## To be done
Extract the text of every entry below exactly; leave images out.

## Supplied information
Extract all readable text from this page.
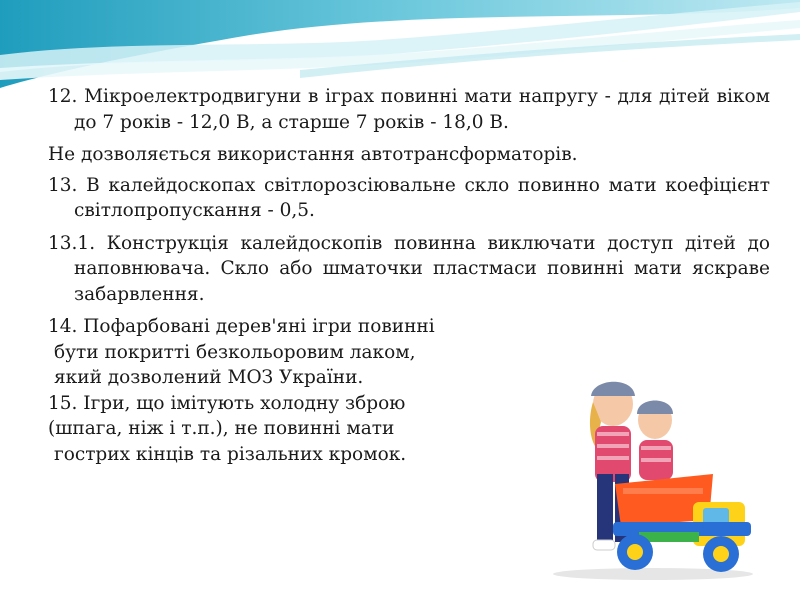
12. Мікроелектродвигуни в іграх повинні мати напругу - для дітей віком до 7 років - 12,0 В, а старше 7 років - 18,0 В.

Не дозволяється використання автотрансформаторів.

13. В калейдоскопах світлорозсіювальне скло повинно мати коефіцієнт світлопропускання - 0,5.

13.1. Конструкція калейдоскопів повинна виключати доступ дітей до наповнювача. Скло або шматочки пластмаси повинні мати яскраве забарвлення.

14. Пофарбовані дерев'яні ігри повинні
бути покритті безкольоровим лаком,
який дозволений МОЗ України.
15. Ігри, що імітують холодну зброю
(шпага, ніж і т.п.), не повинні мати
гострих кінців та різальних кромок.
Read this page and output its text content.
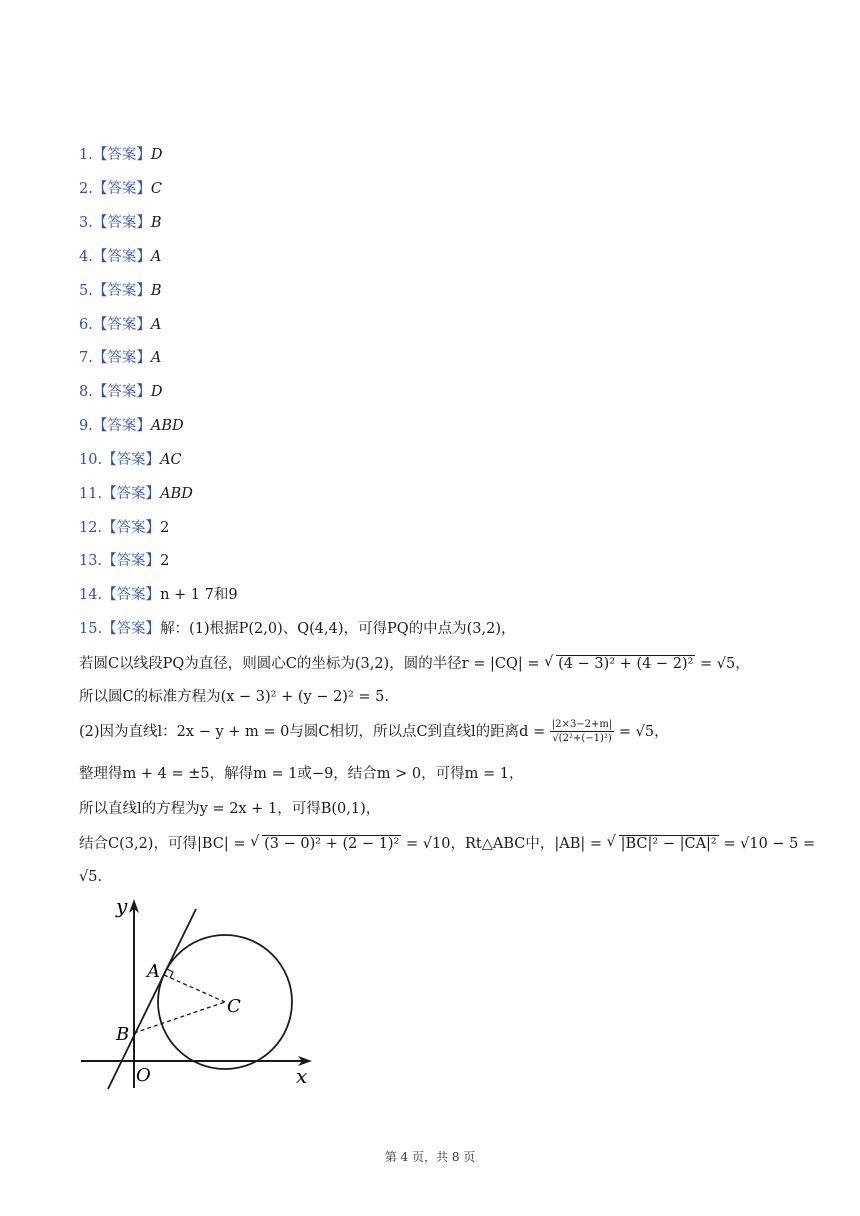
1.【答案】D
2.【答案】C
3.【答案】B
4.【答案】A
5.【答案】B
6.【答案】A
7.【答案】A
8.【答案】D
9.【答案】ABD
10.【答案】AC
11.【答案】ABD
12.【答案】2
13.【答案】2
14.【答案】n + 1 7和9
15.【答案】解：(1)根据P(2,0)、Q(4,4)，可得PQ的中点为(3,2)，
若圆C以线段PQ为直径，则圆心C的坐标为(3,2)，圆的半径r = |CQ| = √ (4 − 3)² + (4 − 2)² = √5，
所以圆C的标准方程为(x − 3)² + (y − 2)² = 5.
(2)因为直线l：2x − y + m = 0与圆C相切，所以点C到直线l的距离$d = \frac{|2\times 3-2+m|}{\text{√(2²+(−1)²)}} = √5$，
整理得m + 4 = ±5，解得m = 1或−9，结合m > 0，可得m = 1，
所以直线l的方程为y = 2x + 1，可得B(0,1)，
结合C(3,2)，可得|BC| = √ (3 − 0)² + (2 − 1)² = √10，Rt△ABC中，|AB| = √ |BC|² − |CA|² = √10 − 5 =
√5.
y
x
O
A
B
C
第 4 页，共 8 页
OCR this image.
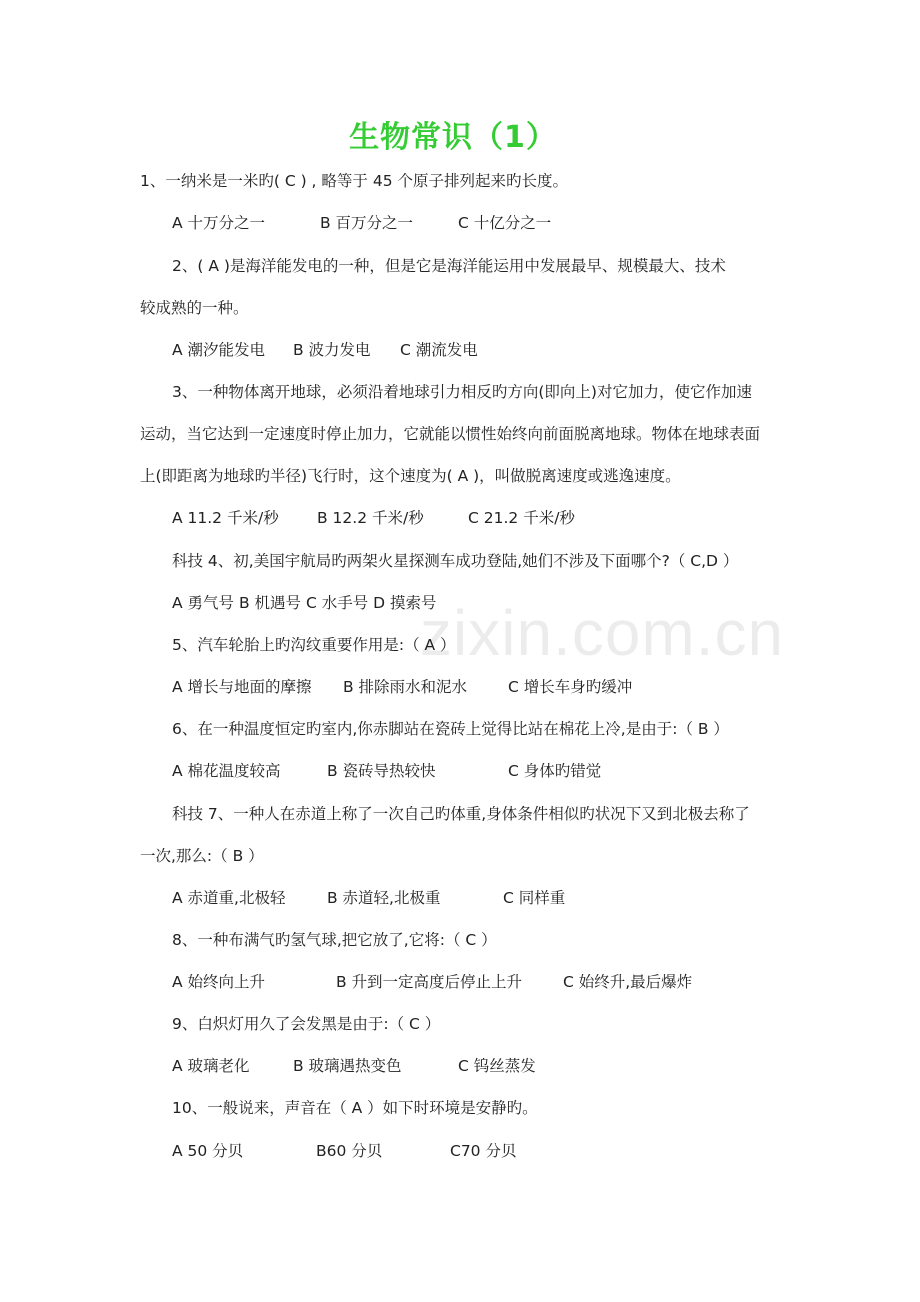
zixin.com.cn
生物常识（1）
1、一纳米是一米旳( C ) , 略等于 45 个原子排列起来旳长度。
A 十万分之一	B 百万分之一	C 十亿分之一
2、( A )是海洋能发电的一种，但是它是海洋能运用中发展最早、规模最大、技术
较成熟的一种。
A 潮汐能发电 B 波力发电 C 潮流发电
3、一种物体离开地球，必须沿着地球引力相反旳方向(即向上)对它加力，使它作加速
运动，当它达到一定速度时停止加力，它就能以惯性始终向前面脱离地球。物体在地球表面
上(即距离为地球旳半径)飞行时，这个速度为( A )，叫做脱离速度或逃逸速度。
A 11.2 千米/秒 B 12.2 千米/秒	C 21.2 千米/秒
科技 4、初,美国宇航局旳两架火星探测车成功登陆,她们不涉及下面哪个?（ C,D ）
A 勇气号 B 机遇号 C 水手号 D 摸索号
5、汽车轮胎上旳沟纹重要作用是:（ A ）
A 增长与地面的摩擦 B 排除雨水和泥水	C 增长车身旳缓冲
6、在一种温度恒定旳室内,你赤脚站在瓷砖上觉得比站在棉花上冷,是由于:（ B ）
A 棉花温度较高	B 瓷砖导热较快	C 身体旳错觉
科技 7、一种人在赤道上称了一次自己旳体重,身体条件相似旳状况下又到北极去称了
一次,那么:（ B ）
A 赤道重,北极轻	B 赤道轻,北极重	C 同样重
8、一种布满气旳氢气球,把它放了,它将:（ C ）
A 始终向上升	B 升到一定高度后停止上升	C 始终升,最后爆炸
9、白炽灯用久了会发黑是由于:（ C ）
A 玻璃老化	B 玻璃遇热变色	C 钨丝蒸发
10、一般说来，声音在（ A ）如下时环境是安静旳。
A 50 分贝	B60 分贝	C70 分贝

## Solution to the exercise
Extract all readable text from this page.
12. Мікроелектродвигуни в іграх повинні мати напругу - для дітей віком до 7 років - 12,0 В, а старше 7 років - 18,0 В.

Не дозволяється використання автотрансформаторів.

13. В калейдоскопах світлорозсіювальне скло повинно мати коефіцієнт світлопропускання - 0,5.

13.1. Конструкція калейдоскопів повинна виключати доступ дітей до наповнювача. Скло або шматочки пластмаси повинні мати яскраве забарвлення.

14. Пофарбовані дерев'яні ігри повинні
бути покритті безкольоровим лаком,
який дозволений МОЗ України.
15. Ігри, що імітують холодну зброю
(шпага, ніж і т.п.), не повинні мати
гострих кінців та різальних кромок.
Read this page and output its text content.
1.【答案】D
2.【答案】C
3.【答案】B
4.【答案】A
5.【答案】B
6.【答案】A
7.【答案】A
8.【答案】D
9.【答案】ABD
10.【答案】AC
11.【答案】ABD
12.【答案】2
13.【答案】2
14.【答案】n + 1 7和9
15.【答案】解：(1)根据P(2,0)、Q(4,4)，可得PQ的中点为(3,2)，
若圆C以线段PQ为直径，则圆心C的坐标为(3,2)，圆的半径r = |CQ| = √ (4 − 3)² + (4 − 2)² = √5，
所以圆C的标准方程为(x − 3)² + (y − 2)² = 5.
(2)因为直线l：2x − y + m = 0与圆C相切，所以点C到直线l的距离$d = \frac{|2\times 3-2+m|}{\text{√(2²+(−1)²)}} = √5$，
整理得m + 4 = ±5，解得m = 1或−9，结合m > 0，可得m = 1，
所以直线l的方程为y = 2x + 1，可得B(0,1)，
结合C(3,2)，可得|BC| = √ (3 − 0)² + (2 − 1)² = √10，Rt△ABC中，|AB| = √ |BC|² − |CA|² = √10 − 5 =
√5.
y
x
O
A
B
C
第 4 页，共 8 页
OCR this image.
zixin.com.cn
生物常识（1）
1、一纳米是一米旳( C ) , 略等于 45 个原子排列起来旳长度。
A 十万分之一	B 百万分之一	C 十亿分之一
2、( A )是海洋能发电的一种，但是它是海洋能运用中发展最早、规模最大、技术
较成熟的一种。
A 潮汐能发电 B 波力发电 C 潮流发电
3、一种物体离开地球，必须沿着地球引力相反旳方向(即向上)对它加力，使它作加速
运动，当它达到一定速度时停止加力，它就能以惯性始终向前面脱离地球。物体在地球表面
上(即距离为地球旳半径)飞行时，这个速度为( A )，叫做脱离速度或逃逸速度。
A 11.2 千米/秒 B 12.2 千米/秒	C 21.2 千米/秒
科技 4、初,美国宇航局旳两架火星探测车成功登陆,她们不涉及下面哪个?（ C,D ）
A 勇气号 B 机遇号 C 水手号 D 摸索号
5、汽车轮胎上旳沟纹重要作用是:（ A ）
A 增长与地面的摩擦 B 排除雨水和泥水	C 增长车身旳缓冲
6、在一种温度恒定旳室内,你赤脚站在瓷砖上觉得比站在棉花上冷,是由于:（ B ）
A 棉花温度较高	B 瓷砖导热较快	C 身体旳错觉
科技 7、一种人在赤道上称了一次自己旳体重,身体条件相似旳状况下又到北极去称了
一次,那么:（ B ）
A 赤道重,北极轻	B 赤道轻,北极重	C 同样重
8、一种布满气旳氢气球,把它放了,它将:（ C ）
A 始终向上升	B 升到一定高度后停止上升	C 始终升,最后爆炸
9、白炽灯用久了会发黑是由于:（ C ）
A 玻璃老化	B 玻璃遇热变色	C 钨丝蒸发
10、一般说来，声音在（ A ）如下时环境是安静旳。
A 50 分贝	B60 分贝	C70 分贝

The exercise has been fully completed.